### Goal
Copy nothing but the text: reproduce each line of the listing exactly and leave the pictures out.

### Stored records
* * *
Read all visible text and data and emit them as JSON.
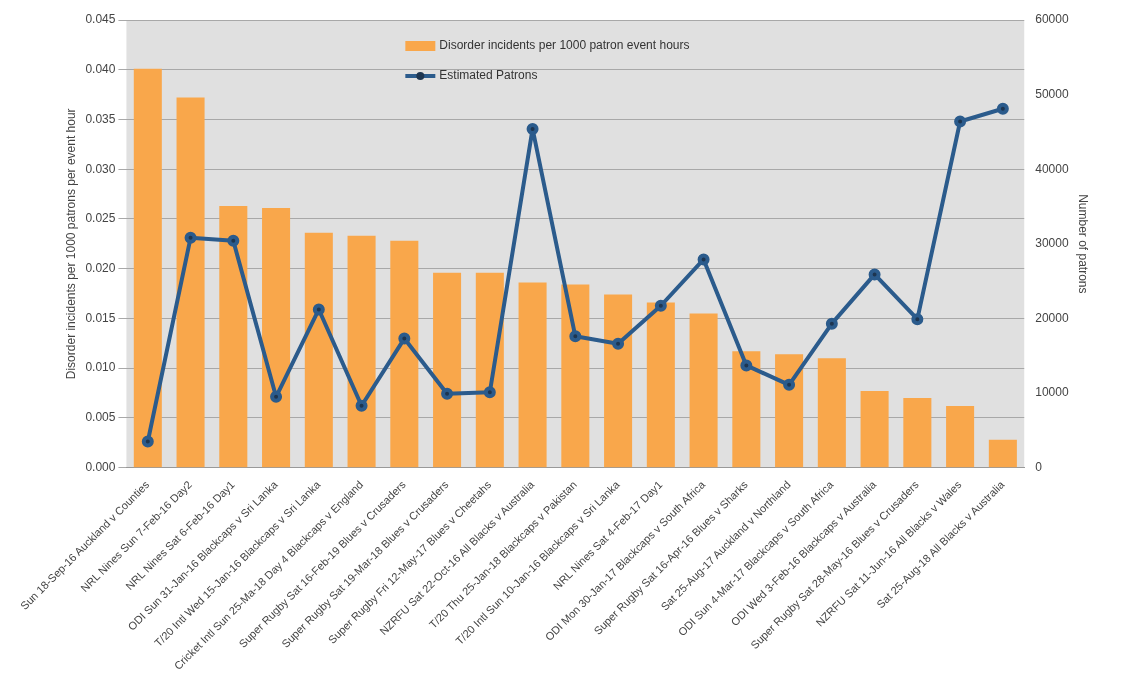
{
  "chart_data": {
    "type": "bar",
    "ylabel": "Disorder incidents per 1000 patrons per event hour",
    "y2label": "Number of patrons",
    "categories": [
      "Sun 18-Sep-16 Auckland v Counties",
      "NRL Nines Sun 7-Feb-16 Day2",
      "NRL Nines Sat 6-Feb-16 Day1",
      "ODI Sun 31-Jan-16 Blackcaps v Sri Lanka",
      "T/20 Intl Wed 15-Jan-16 Blackcaps v Sri Lanka",
      "Cricket Intl Sun 25-Ma-18 Day 4 Blackcaps v England",
      "Super Rugby Sat 16-Feb-19 Blues v Crusaders",
      "Super Rugby Sat 19-Mar-18 Blues v Crusaders",
      "Super Rugby Fri 12-May-17 Blues v Cheetahs",
      "NZRFU Sat 22-Oct-16 All Blacks v Australia",
      "T/20 Thu 25-Jan-18 Blackcaps v Pakistan",
      "T/20 Intl Sun 10-Jan-16 Blackcaps v Sri Lanka",
      "NRL Nines Sat 4-Feb-17 Day1",
      "ODI Mon 30-Jan-17 Blackcaps v South Africa",
      "Super Rugby Sat 16-Apr-16 Blues v Sharks",
      "Sat 25-Aug-17 Auckland v Northland",
      "ODI Sun 4-Mar-17 Blackcaps v South Africa",
      "ODI Wed 3-Feb-16 Blackcaps v Australia",
      "Super Rugby Sat 28-May-16 Blues v Crusaders",
      "NZRFU Sat 11-Jun-16 All Blacks v Wales",
      "Sat 25-Aug-18 All Blacks v Australia"
    ],
    "series": [
      {
        "name": "Disorder incidents per 1000 patron event hours",
        "color": "#f9a74b",
        "values": [
          0.0401,
          0.0372,
          0.0263,
          0.0261,
          0.0236,
          0.0233,
          0.0228,
          0.0196,
          0.0196,
          0.0186,
          0.0184,
          0.0174,
          0.0166,
          0.0155,
          0.0117,
          0.0114,
          0.011,
          0.0077,
          0.007,
          0.0062,
          0.0028
        ]
      },
      {
        "name": "Estimated Patrons",
        "type": "line",
        "axis": "y2",
        "color": "#2b5b8c",
        "values": [
          3500,
          30800,
          30400,
          9500,
          21200,
          8300,
          17300,
          9900,
          10100,
          45400,
          17600,
          16600,
          21700,
          27900,
          13700,
          11100,
          19300,
          25900,
          19900,
          46400,
          48100
        ]
      }
    ],
    "ylim": [
      0,
      0.045
    ],
    "yticks": [
      {
        "value": 0,
        "label": "0.000"
      },
      {
        "value": 0.005,
        "label": "0.005"
      },
      {
        "value": 0.01,
        "label": "0.010"
      },
      {
        "value": 0.015,
        "label": "0.015"
      },
      {
        "value": 0.02,
        "label": "0.020"
      },
      {
        "value": 0.025,
        "label": "0.025"
      },
      {
        "value": 0.03,
        "label": "0.030"
      },
      {
        "value": 0.035,
        "label": "0.035"
      },
      {
        "value": 0.04,
        "label": "0.040"
      },
      {
        "value": 0.045,
        "label": "0.045"
      }
    ],
    "y2lim": [
      0,
      60000
    ],
    "y2ticks": [
      0,
      10000,
      20000,
      30000,
      40000,
      50000,
      60000
    ],
    "grid": "y",
    "legend": "top",
    "marker": "circle",
    "line_style": "solid"
  }
}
* * *
### Final answer
Read all visible text and data and emit them as JSON.
{
  "chart_data": {
    "type": "bar",
    "ylabel": "Disorder incidents per 1000 patrons per event hour",
    "y2label": "Number of patrons",
    "categories": [
      "Sun 18-Sep-16 Auckland v Counties",
      "NRL Nines Sun 7-Feb-16 Day2",
      "NRL Nines Sat 6-Feb-16 Day1",
      "ODI Sun 31-Jan-16 Blackcaps v Sri Lanka",
      "T/20 Intl Wed 15-Jan-16 Blackcaps v Sri Lanka",
      "Cricket Intl Sun 25-Ma-18 Day 4 Blackcaps v England",
      "Super Rugby Sat 16-Feb-19 Blues v Crusaders",
      "Super Rugby Sat 19-Mar-18 Blues v Crusaders",
      "Super Rugby Fri 12-May-17 Blues v Cheetahs",
      "NZRFU Sat 22-Oct-16 All Blacks v Australia",
      "T/20 Thu 25-Jan-18 Blackcaps v Pakistan",
      "T/20 Intl Sun 10-Jan-16 Blackcaps v Sri Lanka",
      "NRL Nines Sat 4-Feb-17 Day1",
      "ODI Mon 30-Jan-17 Blackcaps v South Africa",
      "Super Rugby Sat 16-Apr-16 Blues v Sharks",
      "Sat 25-Aug-17 Auckland v Northland",
      "ODI Sun 4-Mar-17 Blackcaps v South Africa",
      "ODI Wed 3-Feb-16 Blackcaps v Australia",
      "Super Rugby Sat 28-May-16 Blues v Crusaders",
      "NZRFU Sat 11-Jun-16 All Blacks v Wales",
      "Sat 25-Aug-18 All Blacks v Australia"
    ],
    "series": [
      {
        "name": "Disorder incidents per 1000 patron event hours",
        "color": "#f9a74b",
        "values": [
          0.0401,
          0.0372,
          0.0263,
          0.0261,
          0.0236,
          0.0233,
          0.0228,
          0.0196,
          0.0196,
          0.0186,
          0.0184,
          0.0174,
          0.0166,
          0.0155,
          0.0117,
          0.0114,
          0.011,
          0.0077,
          0.007,
          0.0062,
          0.0028
        ]
      },
      {
        "name": "Estimated Patrons",
        "type": "line",
        "axis": "y2",
        "color": "#2b5b8c",
        "values": [
          3500,
          30800,
          30400,
          9500,
          21200,
          8300,
          17300,
          9900,
          10100,
          45400,
          17600,
          16600,
          21700,
          27900,
          13700,
          11100,
          19300,
          25900,
          19900,
          46400,
          48100
        ]
      }
    ],
    "ylim": [
      0,
      0.045
    ],
    "yticks": [
      {
        "value": 0,
        "label": "0.000"
      },
      {
        "value": 0.005,
        "label": "0.005"
      },
      {
        "value": 0.01,
        "label": "0.010"
      },
      {
        "value": 0.015,
        "label": "0.015"
      },
      {
        "value": 0.02,
        "label": "0.020"
      },
      {
        "value": 0.025,
        "label": "0.025"
      },
      {
        "value": 0.03,
        "label": "0.030"
      },
      {
        "value": 0.035,
        "label": "0.035"
      },
      {
        "value": 0.04,
        "label": "0.040"
      },
      {
        "value": 0.045,
        "label": "0.045"
      }
    ],
    "y2lim": [
      0,
      60000
    ],
    "y2ticks": [
      0,
      10000,
      20000,
      30000,
      40000,
      50000,
      60000
    ],
    "grid": "y",
    "legend": "top",
    "marker": "circle",
    "line_style": "solid"
  }
}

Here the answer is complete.